- [Aim]: Quote every one of the items below word for word, leaving the pictures out of your answer.

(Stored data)
++++++
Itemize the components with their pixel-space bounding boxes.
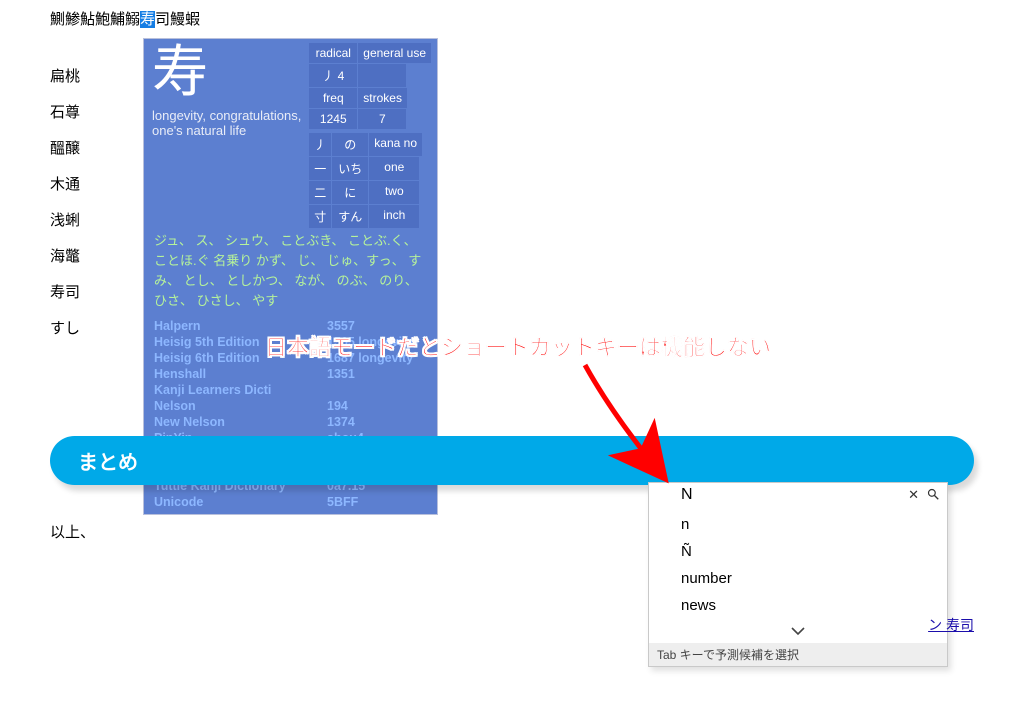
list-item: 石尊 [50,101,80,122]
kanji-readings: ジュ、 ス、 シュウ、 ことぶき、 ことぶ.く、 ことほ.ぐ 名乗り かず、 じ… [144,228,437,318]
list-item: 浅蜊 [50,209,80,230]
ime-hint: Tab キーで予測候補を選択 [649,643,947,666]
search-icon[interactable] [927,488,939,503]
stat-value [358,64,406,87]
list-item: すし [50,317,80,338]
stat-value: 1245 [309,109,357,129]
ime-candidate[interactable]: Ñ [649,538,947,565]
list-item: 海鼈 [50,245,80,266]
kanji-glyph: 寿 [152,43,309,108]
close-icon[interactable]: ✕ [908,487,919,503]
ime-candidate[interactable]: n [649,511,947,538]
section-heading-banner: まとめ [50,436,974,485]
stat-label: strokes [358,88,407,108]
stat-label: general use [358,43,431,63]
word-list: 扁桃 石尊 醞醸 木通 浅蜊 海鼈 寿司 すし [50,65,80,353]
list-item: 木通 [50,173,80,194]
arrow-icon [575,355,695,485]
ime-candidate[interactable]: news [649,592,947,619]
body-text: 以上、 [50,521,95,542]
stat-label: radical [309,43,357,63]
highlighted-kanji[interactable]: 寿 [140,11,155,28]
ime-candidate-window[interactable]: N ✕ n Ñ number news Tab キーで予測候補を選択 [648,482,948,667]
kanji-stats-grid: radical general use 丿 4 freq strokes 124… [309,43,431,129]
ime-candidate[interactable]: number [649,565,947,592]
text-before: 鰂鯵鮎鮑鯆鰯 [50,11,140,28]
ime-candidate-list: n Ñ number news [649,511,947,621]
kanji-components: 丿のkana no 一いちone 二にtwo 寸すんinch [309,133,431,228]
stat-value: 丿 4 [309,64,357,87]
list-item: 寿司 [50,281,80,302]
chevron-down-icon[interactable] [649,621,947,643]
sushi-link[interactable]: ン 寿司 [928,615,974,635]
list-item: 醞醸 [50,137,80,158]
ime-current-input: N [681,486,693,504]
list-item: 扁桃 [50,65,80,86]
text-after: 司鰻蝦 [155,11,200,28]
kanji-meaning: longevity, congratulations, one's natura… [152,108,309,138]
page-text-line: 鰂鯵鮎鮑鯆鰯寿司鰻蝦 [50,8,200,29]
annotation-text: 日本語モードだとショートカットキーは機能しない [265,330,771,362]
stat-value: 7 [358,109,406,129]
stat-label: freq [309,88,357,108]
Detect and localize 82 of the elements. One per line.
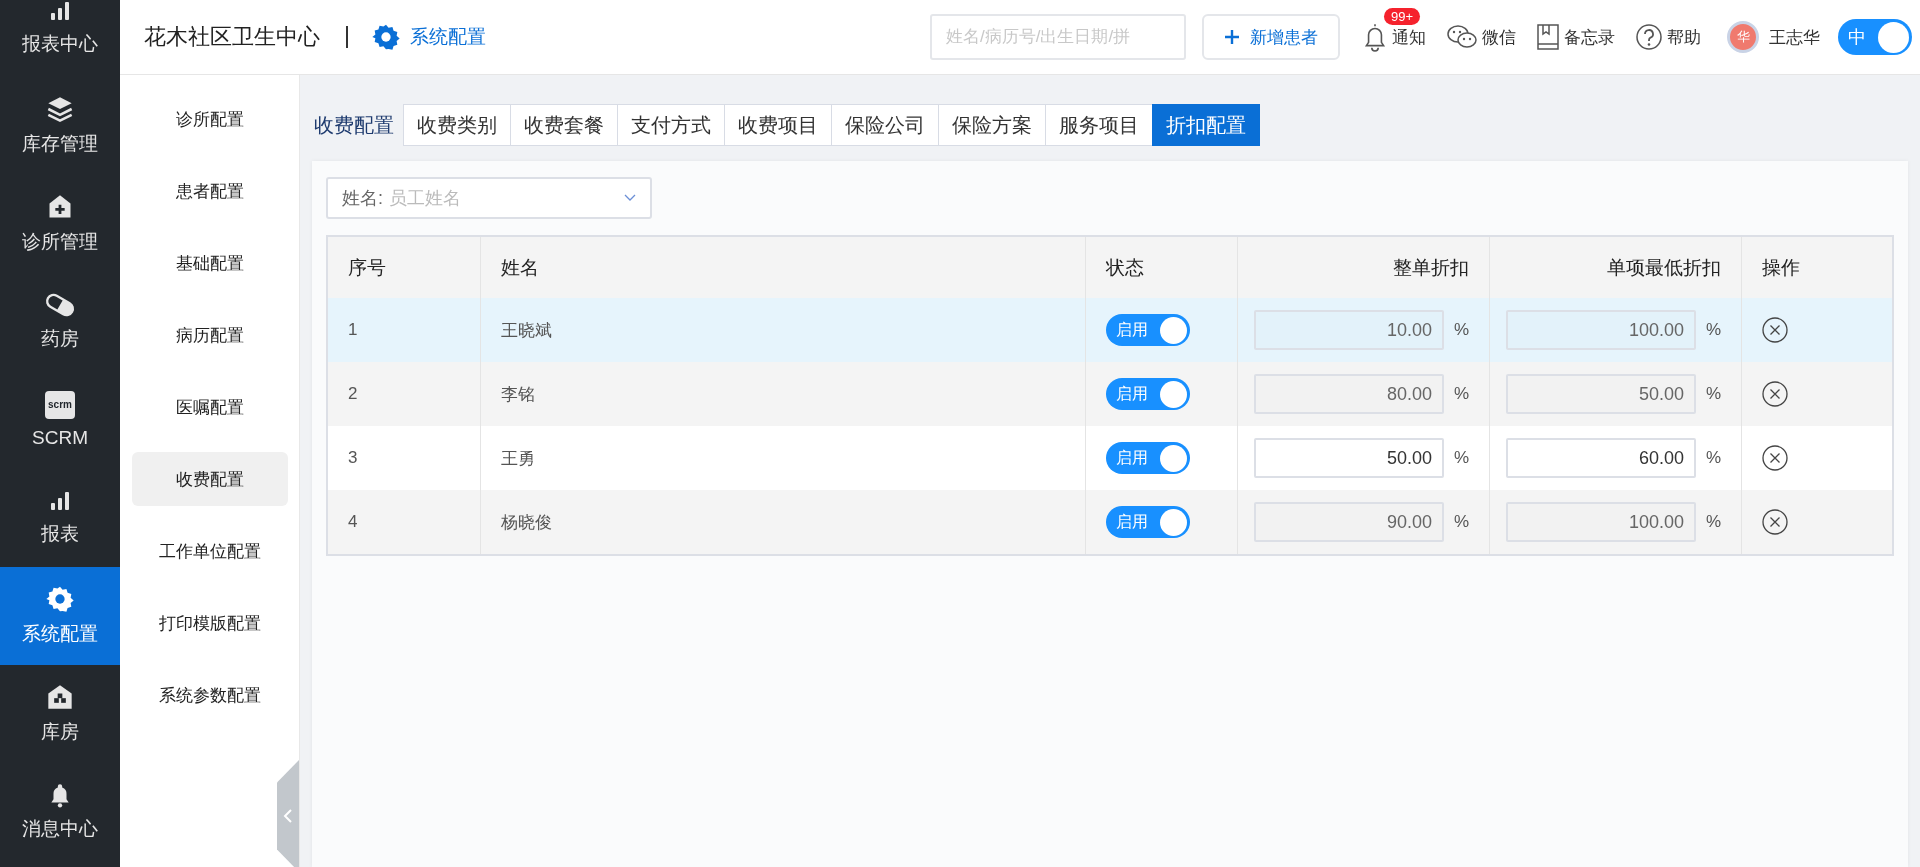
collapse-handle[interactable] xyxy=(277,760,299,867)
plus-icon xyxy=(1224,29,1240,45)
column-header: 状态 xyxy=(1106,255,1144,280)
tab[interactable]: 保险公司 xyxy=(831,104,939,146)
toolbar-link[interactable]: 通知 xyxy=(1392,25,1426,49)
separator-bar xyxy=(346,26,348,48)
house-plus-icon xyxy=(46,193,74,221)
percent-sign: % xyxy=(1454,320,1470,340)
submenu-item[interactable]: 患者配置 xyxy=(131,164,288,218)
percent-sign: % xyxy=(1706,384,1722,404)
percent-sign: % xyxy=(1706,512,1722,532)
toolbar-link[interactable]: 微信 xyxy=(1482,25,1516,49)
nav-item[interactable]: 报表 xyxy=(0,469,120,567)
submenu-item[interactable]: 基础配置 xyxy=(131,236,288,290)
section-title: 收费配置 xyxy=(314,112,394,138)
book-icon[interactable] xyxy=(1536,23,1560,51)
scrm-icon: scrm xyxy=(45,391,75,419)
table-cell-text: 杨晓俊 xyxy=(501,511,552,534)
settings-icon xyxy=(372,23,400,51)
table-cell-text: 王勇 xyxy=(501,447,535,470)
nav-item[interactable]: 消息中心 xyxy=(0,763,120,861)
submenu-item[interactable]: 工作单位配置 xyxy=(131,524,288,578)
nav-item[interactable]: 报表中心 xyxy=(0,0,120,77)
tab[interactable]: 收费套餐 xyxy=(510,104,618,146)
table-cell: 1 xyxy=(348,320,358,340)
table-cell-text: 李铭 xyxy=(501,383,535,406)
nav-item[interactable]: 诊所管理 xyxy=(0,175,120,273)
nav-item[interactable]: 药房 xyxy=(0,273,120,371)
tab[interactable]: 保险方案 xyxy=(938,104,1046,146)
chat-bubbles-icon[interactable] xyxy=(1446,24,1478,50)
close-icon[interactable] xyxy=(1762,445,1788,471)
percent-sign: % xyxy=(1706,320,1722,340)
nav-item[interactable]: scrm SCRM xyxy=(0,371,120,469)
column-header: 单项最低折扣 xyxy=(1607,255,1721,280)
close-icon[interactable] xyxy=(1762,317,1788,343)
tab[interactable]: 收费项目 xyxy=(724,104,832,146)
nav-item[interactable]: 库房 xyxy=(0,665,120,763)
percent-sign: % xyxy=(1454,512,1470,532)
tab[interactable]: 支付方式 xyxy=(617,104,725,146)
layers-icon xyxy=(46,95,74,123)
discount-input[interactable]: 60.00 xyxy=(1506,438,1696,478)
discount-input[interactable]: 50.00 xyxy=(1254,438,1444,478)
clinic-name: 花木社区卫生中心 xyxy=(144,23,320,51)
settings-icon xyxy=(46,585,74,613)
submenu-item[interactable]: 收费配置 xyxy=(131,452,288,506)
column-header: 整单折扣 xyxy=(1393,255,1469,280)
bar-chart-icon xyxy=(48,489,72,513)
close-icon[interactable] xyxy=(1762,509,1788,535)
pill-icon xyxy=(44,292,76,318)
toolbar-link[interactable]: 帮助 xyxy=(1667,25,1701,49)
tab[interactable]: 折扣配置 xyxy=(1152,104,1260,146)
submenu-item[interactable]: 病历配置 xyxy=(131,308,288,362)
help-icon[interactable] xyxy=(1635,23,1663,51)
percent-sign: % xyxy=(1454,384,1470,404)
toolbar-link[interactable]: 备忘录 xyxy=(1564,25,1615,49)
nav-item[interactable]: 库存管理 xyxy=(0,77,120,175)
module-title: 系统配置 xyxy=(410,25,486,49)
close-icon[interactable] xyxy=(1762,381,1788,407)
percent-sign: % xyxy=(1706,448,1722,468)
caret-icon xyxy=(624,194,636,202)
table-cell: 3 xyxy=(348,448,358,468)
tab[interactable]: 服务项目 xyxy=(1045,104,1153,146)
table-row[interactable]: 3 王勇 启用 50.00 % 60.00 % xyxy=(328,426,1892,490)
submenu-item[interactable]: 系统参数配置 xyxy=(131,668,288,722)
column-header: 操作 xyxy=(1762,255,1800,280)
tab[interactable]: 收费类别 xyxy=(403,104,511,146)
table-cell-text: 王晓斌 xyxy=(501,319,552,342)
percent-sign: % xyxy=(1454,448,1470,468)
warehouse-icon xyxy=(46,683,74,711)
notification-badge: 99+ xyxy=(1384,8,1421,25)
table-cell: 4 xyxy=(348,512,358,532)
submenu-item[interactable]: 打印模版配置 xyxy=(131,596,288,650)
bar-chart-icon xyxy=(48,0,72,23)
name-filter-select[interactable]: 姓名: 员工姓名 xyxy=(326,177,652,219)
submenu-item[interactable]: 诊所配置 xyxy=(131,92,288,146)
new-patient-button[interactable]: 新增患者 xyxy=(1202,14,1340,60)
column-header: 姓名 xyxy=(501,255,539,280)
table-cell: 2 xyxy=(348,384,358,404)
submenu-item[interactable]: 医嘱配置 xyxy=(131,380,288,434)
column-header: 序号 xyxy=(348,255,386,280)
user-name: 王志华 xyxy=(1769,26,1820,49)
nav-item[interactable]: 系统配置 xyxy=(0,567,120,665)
++++++
- [Result below]:
Itemize the components with their pixel-space bounding boxes.
list-item: 石尊 [50,101,80,122]
kanji-readings: ジュ、 ス、 シュウ、 ことぶき、 ことぶ.く、 ことほ.ぐ 名乗り かず、 じ… [144,228,437,318]
list-item: 浅蜊 [50,209,80,230]
ime-hint: Tab キーで予測候補を選択 [649,643,947,666]
search-icon[interactable] [927,488,939,503]
stat-value [358,64,406,87]
list-item: すし [50,317,80,338]
stat-value: 1245 [309,109,357,129]
ime-candidate[interactable]: Ñ [649,538,947,565]
list-item: 海鼈 [50,245,80,266]
kanji-glyph: 寿 [152,43,309,108]
close-icon[interactable]: ✕ [908,487,919,503]
ime-candidate[interactable]: n [649,511,947,538]
section-heading-banner: まとめ [50,436,974,485]
stat-label: strokes [358,88,407,108]
stat-label: general use [358,43,431,63]
word-list: 扁桃 石尊 醞醸 木通 浅蜊 海鼈 寿司 すし [50,65,80,353]
list-item: 木通 [50,173,80,194]
arrow-icon [575,355,695,485]
ime-candidate[interactable]: news [649,592,947,619]
body-text: 以上、 [50,521,95,542]
stat-label: radical [309,43,357,63]
highlighted-kanji[interactable]: 寿 [140,11,155,28]
ime-candidate-window[interactable]: N ✕ n Ñ number news Tab キーで予測候補を選択 [648,482,948,667]
kanji-stats-grid: radical general use 丿 4 freq strokes 124… [309,43,431,129]
ime-candidate[interactable]: number [649,565,947,592]
text-before: 鰂鯵鮎鮑鯆鰯 [50,11,140,28]
ime-candidate-list: n Ñ number news [649,511,947,621]
kanji-components: 丿のkana no 一いちone 二にtwo 寸すんinch [309,133,431,228]
stat-value: 丿 4 [309,64,357,87]
list-item: 寿司 [50,281,80,302]
chevron-down-icon[interactable] [649,621,947,643]
sushi-link[interactable]: ン 寿司 [928,615,974,635]
list-item: 醞醸 [50,137,80,158]
ime-current-input: N [681,486,693,504]
list-item: 扁桃 [50,65,80,86]
text-after: 司鰻蝦 [155,11,200,28]
kanji-meaning: longevity, congratulations, one's natura… [152,108,309,138]
page-text-line: 鰂鯵鮎鮑鯆鰯寿司鰻蝦 [50,8,200,29]
annotation-text: 日本語モードだとショートカットキーは機能しない [265,330,771,362]
stat-value: 7 [358,109,406,129]
stat-label: freq [309,88,357,108]
Detect and localize 82 of the elements. One per line.
collapse-handle[interactable] xyxy=(277,760,299,867)
plus-icon xyxy=(1224,29,1240,45)
column-header: 状态 xyxy=(1106,255,1144,280)
tab[interactable]: 保险公司 xyxy=(831,104,939,146)
toolbar-link[interactable]: 通知 xyxy=(1392,25,1426,49)
separator-bar xyxy=(346,26,348,48)
house-plus-icon xyxy=(46,193,74,221)
percent-sign: % xyxy=(1454,320,1470,340)
submenu-item[interactable]: 患者配置 xyxy=(131,164,288,218)
percent-sign: % xyxy=(1706,384,1722,404)
percent-sign: % xyxy=(1706,512,1722,532)
toolbar-link[interactable]: 微信 xyxy=(1482,25,1516,49)
nav-item[interactable]: 报表 xyxy=(0,469,120,567)
submenu-item[interactable]: 基础配置 xyxy=(131,236,288,290)
section-title: 收费配置 xyxy=(314,112,394,138)
book-icon[interactable] xyxy=(1536,23,1560,51)
scrm-icon: scrm xyxy=(45,391,75,419)
table-cell-text: 杨晓俊 xyxy=(501,511,552,534)
settings-icon xyxy=(372,23,400,51)
table-cell-text: 王勇 xyxy=(501,447,535,470)
nav-item[interactable]: 消息中心 xyxy=(0,763,120,861)
submenu-item[interactable]: 工作单位配置 xyxy=(131,524,288,578)
nav-item[interactable]: 报表中心 xyxy=(0,0,120,77)
tab[interactable]: 收费套餐 xyxy=(510,104,618,146)
table-cell: 1 xyxy=(348,320,358,340)
table-cell-text: 李铭 xyxy=(501,383,535,406)
nav-item[interactable]: 诊所管理 xyxy=(0,175,120,273)
nav-item[interactable]: 药房 xyxy=(0,273,120,371)
tab[interactable]: 保险方案 xyxy=(938,104,1046,146)
chat-bubbles-icon[interactable] xyxy=(1446,24,1478,50)
close-icon[interactable] xyxy=(1762,445,1788,471)
percent-sign: % xyxy=(1706,320,1722,340)
nav-item[interactable]: scrm SCRM xyxy=(0,371,120,469)
column-header: 单项最低折扣 xyxy=(1607,255,1721,280)
close-icon[interactable] xyxy=(1762,317,1788,343)
tab[interactable]: 收费项目 xyxy=(724,104,832,146)
nav-item[interactable]: 库房 xyxy=(0,665,120,763)
percent-sign: % xyxy=(1454,512,1470,532)
tab[interactable]: 支付方式 xyxy=(617,104,725,146)
layers-icon xyxy=(46,95,74,123)
discount-input[interactable]: 60.00 xyxy=(1506,438,1696,478)
discount-input[interactable]: 50.00 xyxy=(1254,438,1444,478)
clinic-name: 花木社区卫生中心 xyxy=(144,23,320,51)
settings-icon xyxy=(46,585,74,613)
submenu-item[interactable]: 收费配置 xyxy=(131,452,288,506)
column-header: 整单折扣 xyxy=(1393,255,1469,280)
bar-chart-icon xyxy=(48,489,72,513)
close-icon[interactable] xyxy=(1762,509,1788,535)
pill-icon xyxy=(44,292,76,318)
toolbar-link[interactable]: 帮助 xyxy=(1667,25,1701,49)
tab[interactable]: 折扣配置 xyxy=(1152,104,1260,146)
submenu-item[interactable]: 病历配置 xyxy=(131,308,288,362)
help-icon[interactable] xyxy=(1635,23,1663,51)
percent-sign: % xyxy=(1454,384,1470,404)
toolbar-link[interactable]: 备忘录 xyxy=(1564,25,1615,49)
nav-item[interactable]: 库存管理 xyxy=(0,77,120,175)
module-title: 系统配置 xyxy=(410,25,486,49)
close-icon[interactable] xyxy=(1762,381,1788,407)
percent-sign: % xyxy=(1706,448,1722,468)
caret-icon xyxy=(624,194,636,202)
table-cell: 3 xyxy=(348,448,358,468)
tab[interactable]: 服务项目 xyxy=(1045,104,1153,146)
table-row[interactable]: 3 王勇 启用 50.00 % 60.00 % xyxy=(328,426,1892,490)
submenu-item[interactable]: 系统参数配置 xyxy=(131,668,288,722)
column-header: 操作 xyxy=(1762,255,1800,280)
tab[interactable]: 收费类别 xyxy=(403,104,511,146)
table-cell-text: 王晓斌 xyxy=(501,319,552,342)
percent-sign: % xyxy=(1454,448,1470,468)
warehouse-icon xyxy=(46,683,74,711)
notification-badge: 99+ xyxy=(1384,8,1421,25)
table-cell: 4 xyxy=(348,512,358,532)
submenu-item[interactable]: 打印模版配置 xyxy=(131,596,288,650)
bar-chart-icon xyxy=(48,0,72,23)
name-filter-select[interactable]: 姓名: 员工姓名 xyxy=(326,177,652,219)
submenu-item[interactable]: 诊所配置 xyxy=(131,92,288,146)
new-patient-button[interactable]: 新增患者 xyxy=(1202,14,1340,60)
column-header: 姓名 xyxy=(501,255,539,280)
table-cell: 2 xyxy=(348,384,358,404)
submenu-item[interactable]: 医嘱配置 xyxy=(131,380,288,434)
column-header: 序号 xyxy=(348,255,386,280)
user-name: 王志华 xyxy=(1769,26,1820,49)
nav-item[interactable]: 系统配置 xyxy=(0,567,120,665)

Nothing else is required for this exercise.